BRIEF: Would you please set down the data again exactly as given, excluding the pictures?

DATA TO EXAMINE:
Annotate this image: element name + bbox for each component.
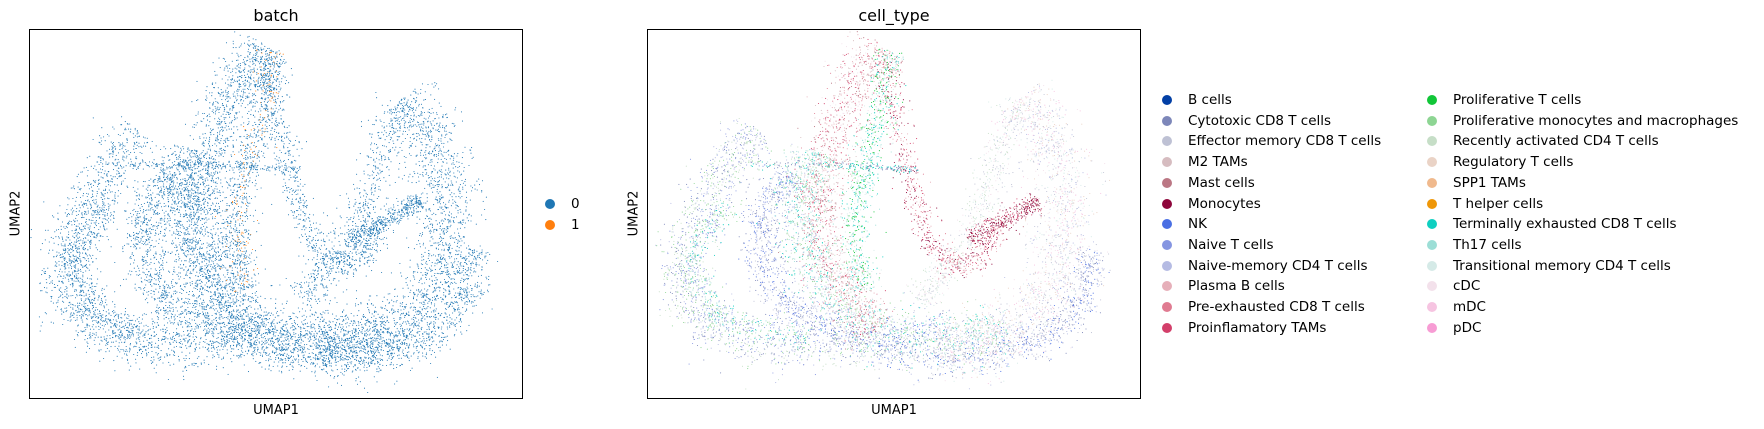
legend-label: mDC xyxy=(1453,299,1486,315)
legend-marker xyxy=(1427,219,1437,230)
legend-label: Monocytes xyxy=(1188,196,1261,212)
legend-marker xyxy=(1162,95,1172,105)
legend-label: Naive-memory CD4 T cells xyxy=(1188,258,1368,274)
cell-type-legend-item: Proinflamatory TAMs xyxy=(1162,320,1326,336)
legend-marker xyxy=(1427,157,1437,168)
legend-marker xyxy=(1162,302,1172,312)
x-axis-label-batch: UMAP1 xyxy=(29,403,523,418)
legend-marker xyxy=(1162,239,1172,250)
cell-type-legend-item: Naive-memory CD4 T cells xyxy=(1162,258,1368,274)
chart-title-batch: batch xyxy=(29,6,523,25)
y-axis-label-batch: UMAP2 xyxy=(9,184,24,244)
legend-marker xyxy=(1162,198,1172,209)
legend-marker xyxy=(1162,115,1172,126)
cell-type-legend-item: Regulatory T cells xyxy=(1427,154,1573,170)
legend-marker xyxy=(545,219,555,230)
legend-label: T helper cells xyxy=(1453,196,1543,212)
legend-marker xyxy=(1427,281,1437,292)
cell-type-legend-item: Naive T cells xyxy=(1162,237,1274,253)
legend-marker xyxy=(1427,302,1437,312)
legend-label: Plasma B cells xyxy=(1188,278,1285,294)
legend-label: pDC xyxy=(1453,320,1481,336)
plot-area-cell-type[interactable] xyxy=(647,29,1141,399)
legend-label: Pre-exhausted CD8 T cells xyxy=(1188,299,1365,315)
scatter-points xyxy=(655,31,1111,390)
cell-type-legend-item: cDC xyxy=(1427,278,1480,294)
cell-type-legend-item: Plasma B cells xyxy=(1162,278,1285,294)
legend-label: Proliferative T cells xyxy=(1453,92,1581,108)
legend-label: NK xyxy=(1188,216,1207,232)
legend-marker xyxy=(545,199,555,209)
legend-label: M2 TAMs xyxy=(1188,154,1248,170)
legend-marker xyxy=(1162,322,1172,333)
legend-label: Recently activated CD4 T cells xyxy=(1453,133,1659,149)
legend-marker xyxy=(1427,322,1437,333)
legend-marker xyxy=(1162,281,1172,292)
legend-label: Th17 cells xyxy=(1453,237,1522,253)
umap-scatter-cell-type xyxy=(655,31,1111,390)
legend-label: Proliferative monocytes and macrophages xyxy=(1453,113,1738,129)
cell-type-legend-item: Effector memory CD8 T cells xyxy=(1162,133,1381,149)
plot-area-batch[interactable] xyxy=(29,29,523,399)
batch-legend-item: 1 xyxy=(545,217,580,233)
legend-marker xyxy=(1427,115,1437,126)
legend-marker xyxy=(1427,239,1437,250)
legend-label: cDC xyxy=(1453,278,1480,294)
legend-label: Mast cells xyxy=(1188,175,1255,191)
legend-marker xyxy=(1162,260,1172,271)
cell-type-legend-item: pDC xyxy=(1427,320,1481,336)
legend-marker xyxy=(1427,260,1437,271)
legend-label: Cytotoxic CD8 T cells xyxy=(1188,113,1331,129)
cell-type-legend-item: T helper cells xyxy=(1427,196,1543,212)
legend-label: Effector memory CD8 T cells xyxy=(1188,133,1381,149)
cell-type-legend-item: Proliferative T cells xyxy=(1427,92,1581,108)
cell-type-legend-item: Proliferative monocytes and macrophages xyxy=(1427,113,1738,129)
cell-type-legend-item: Pre-exhausted CD8 T cells xyxy=(1162,299,1365,315)
scatter-points xyxy=(30,31,499,394)
legend-label: 0 xyxy=(571,196,580,212)
cell-type-legend-item: Cytotoxic CD8 T cells xyxy=(1162,113,1331,129)
legend-marker xyxy=(1162,136,1172,147)
cell-type-legend-item: SPP1 TAMs xyxy=(1427,175,1526,191)
legend-marker xyxy=(1162,157,1172,168)
cell-type-legend-item: NK xyxy=(1162,216,1207,232)
x-axis-label-cell-type: UMAP1 xyxy=(647,403,1141,418)
cell-type-legend-item: mDC xyxy=(1427,299,1486,315)
legend-label: SPP1 TAMs xyxy=(1453,175,1526,191)
cell-type-legend-item: Terminally exhausted CD8 T cells xyxy=(1427,216,1677,232)
cell-type-legend-item: Transitional memory CD4 T cells xyxy=(1427,258,1671,274)
cell-type-legend-item: Mast cells xyxy=(1162,175,1255,191)
umap-scatter-batch xyxy=(30,31,499,394)
legend-label: Naive T cells xyxy=(1188,237,1274,253)
legend-label: Proinflamatory TAMs xyxy=(1188,320,1326,336)
legend-marker xyxy=(1427,198,1437,209)
cell-type-legend-item: Monocytes xyxy=(1162,196,1261,212)
legend-label: Transitional memory CD4 T cells xyxy=(1453,258,1671,274)
cell-type-legend-item: Th17 cells xyxy=(1427,237,1522,253)
chart-title-cell-type: cell_type xyxy=(647,6,1141,25)
legend-marker xyxy=(1427,136,1437,147)
legend-marker xyxy=(1162,177,1172,188)
cell-type-legend-item: B cells xyxy=(1162,92,1232,108)
legend-label: 1 xyxy=(571,217,580,233)
cell-type-legend-item: Recently activated CD4 T cells xyxy=(1427,133,1659,149)
legend-marker xyxy=(1427,177,1437,188)
legend-marker xyxy=(1162,219,1172,230)
legend-label: Terminally exhausted CD8 T cells xyxy=(1453,216,1677,232)
legend-marker xyxy=(1427,95,1437,105)
y-axis-label-cell-type: UMAP2 xyxy=(627,184,642,244)
legend-label: B cells xyxy=(1188,92,1232,108)
legend-label: Regulatory T cells xyxy=(1453,154,1573,170)
batch-legend-item: 0 xyxy=(545,196,580,212)
cell-type-legend-item: M2 TAMs xyxy=(1162,154,1248,170)
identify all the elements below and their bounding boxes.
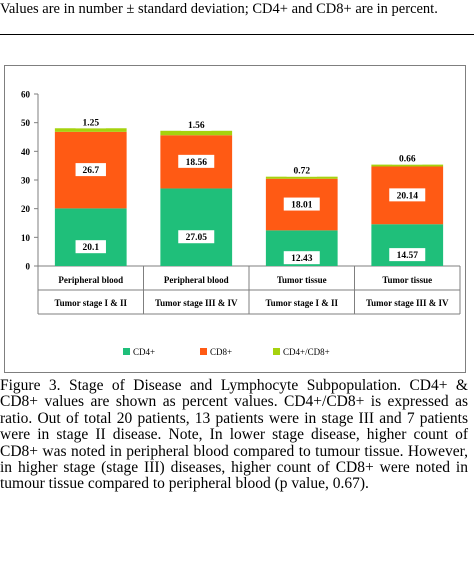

RESULT FOR THIS TASK:
Annotate this image: element name + bbox for each component.
legend-label: mDC xyxy=(1453,299,1486,315)
legend-marker xyxy=(1427,219,1437,230)
legend-label: Monocytes xyxy=(1188,196,1261,212)
legend-marker xyxy=(1162,95,1172,105)
legend-label: Naive-memory CD4 T cells xyxy=(1188,258,1368,274)
cell-type-legend-item: Proinflamatory TAMs xyxy=(1162,320,1326,336)
legend-marker xyxy=(1427,157,1437,168)
legend-marker xyxy=(1162,302,1172,312)
x-axis-label-batch: UMAP1 xyxy=(29,403,523,418)
legend-marker xyxy=(1162,239,1172,250)
cell-type-legend-item: Naive-memory CD4 T cells xyxy=(1162,258,1368,274)
chart-title-batch: batch xyxy=(29,6,523,25)
y-axis-label-batch: UMAP2 xyxy=(9,184,24,244)
legend-marker xyxy=(1162,198,1172,209)
legend-marker xyxy=(1162,115,1172,126)
cell-type-legend-item: Regulatory T cells xyxy=(1427,154,1573,170)
legend-marker xyxy=(545,219,555,230)
legend-label: T helper cells xyxy=(1453,196,1543,212)
legend-marker xyxy=(1427,281,1437,292)
cell-type-legend-item: Naive T cells xyxy=(1162,237,1274,253)
legend-marker xyxy=(1427,302,1437,312)
legend-label: Plasma B cells xyxy=(1188,278,1285,294)
legend-label: pDC xyxy=(1453,320,1481,336)
plot-area-cell-type[interactable] xyxy=(647,29,1141,399)
legend-label: Pre-exhausted CD8 T cells xyxy=(1188,299,1365,315)
scatter-points xyxy=(655,31,1111,390)
cell-type-legend-item: cDC xyxy=(1427,278,1480,294)
cell-type-legend-item: Plasma B cells xyxy=(1162,278,1285,294)
legend-label: Proliferative T cells xyxy=(1453,92,1581,108)
legend-label: NK xyxy=(1188,216,1207,232)
legend-marker xyxy=(545,199,555,209)
legend-label: M2 TAMs xyxy=(1188,154,1248,170)
legend-marker xyxy=(1162,322,1172,333)
legend-label: Recently activated CD4 T cells xyxy=(1453,133,1659,149)
legend-marker xyxy=(1427,322,1437,333)
legend-marker xyxy=(1162,281,1172,292)
legend-label: Th17 cells xyxy=(1453,237,1522,253)
umap-scatter-cell-type xyxy=(655,31,1111,390)
legend-label: Proliferative monocytes and macrophages xyxy=(1453,113,1738,129)
cell-type-legend-item: Effector memory CD8 T cells xyxy=(1162,133,1381,149)
plot-area-batch[interactable] xyxy=(29,29,523,399)
batch-legend-item: 1 xyxy=(545,217,580,233)
legend-marker xyxy=(1427,115,1437,126)
legend-marker xyxy=(1427,239,1437,250)
legend-label: cDC xyxy=(1453,278,1480,294)
legend-label: Mast cells xyxy=(1188,175,1255,191)
legend-marker xyxy=(1162,260,1172,271)
cell-type-legend-item: pDC xyxy=(1427,320,1481,336)
legend-marker xyxy=(1427,260,1437,271)
legend-label: Cytotoxic CD8 T cells xyxy=(1188,113,1331,129)
cell-type-legend-item: T helper cells xyxy=(1427,196,1543,212)
legend-label: Effector memory CD8 T cells xyxy=(1188,133,1381,149)
cell-type-legend-item: Proliferative T cells xyxy=(1427,92,1581,108)
cell-type-legend-item: Proliferative monocytes and macrophages xyxy=(1427,113,1738,129)
cell-type-legend-item: Pre-exhausted CD8 T cells xyxy=(1162,299,1365,315)
scatter-points xyxy=(30,31,499,394)
legend-label: 0 xyxy=(571,196,580,212)
cell-type-legend-item: Cytotoxic CD8 T cells xyxy=(1162,113,1331,129)
legend-marker xyxy=(1162,136,1172,147)
cell-type-legend-item: SPP1 TAMs xyxy=(1427,175,1526,191)
legend-marker xyxy=(1162,157,1172,168)
cell-type-legend-item: NK xyxy=(1162,216,1207,232)
x-axis-label-cell-type: UMAP1 xyxy=(647,403,1141,418)
cell-type-legend-item: mDC xyxy=(1427,299,1486,315)
legend-label: SPP1 TAMs xyxy=(1453,175,1526,191)
cell-type-legend-item: Terminally exhausted CD8 T cells xyxy=(1427,216,1677,232)
cell-type-legend-item: Transitional memory CD4 T cells xyxy=(1427,258,1671,274)
cell-type-legend-item: Mast cells xyxy=(1162,175,1255,191)
umap-scatter-batch xyxy=(30,31,499,394)
legend-label: Naive T cells xyxy=(1188,237,1274,253)
legend-label: Proinflamatory TAMs xyxy=(1188,320,1326,336)
legend-marker xyxy=(1427,198,1437,209)
cell-type-legend-item: Monocytes xyxy=(1162,196,1261,212)
legend-label: Transitional memory CD4 T cells xyxy=(1453,258,1671,274)
cell-type-legend-item: Th17 cells xyxy=(1427,237,1522,253)
chart-title-cell-type: cell_type xyxy=(647,6,1141,25)
legend-marker xyxy=(1427,136,1437,147)
legend-marker xyxy=(1162,177,1172,188)
cell-type-legend-item: B cells xyxy=(1162,92,1232,108)
legend-label: 1 xyxy=(571,217,580,233)
cell-type-legend-item: Recently activated CD4 T cells xyxy=(1427,133,1659,149)
legend-marker xyxy=(1427,177,1437,188)
legend-marker xyxy=(1162,219,1172,230)
legend-label: Terminally exhausted CD8 T cells xyxy=(1453,216,1677,232)
legend-marker xyxy=(1427,95,1437,105)
y-axis-label-cell-type: UMAP2 xyxy=(627,184,642,244)
legend-label: B cells xyxy=(1188,92,1232,108)
legend-label: Regulatory T cells xyxy=(1453,154,1573,170)
batch-legend-item: 0 xyxy=(545,196,580,212)
cell-type-legend-item: M2 TAMs xyxy=(1162,154,1248,170)
identify all the elements below and their bounding boxes.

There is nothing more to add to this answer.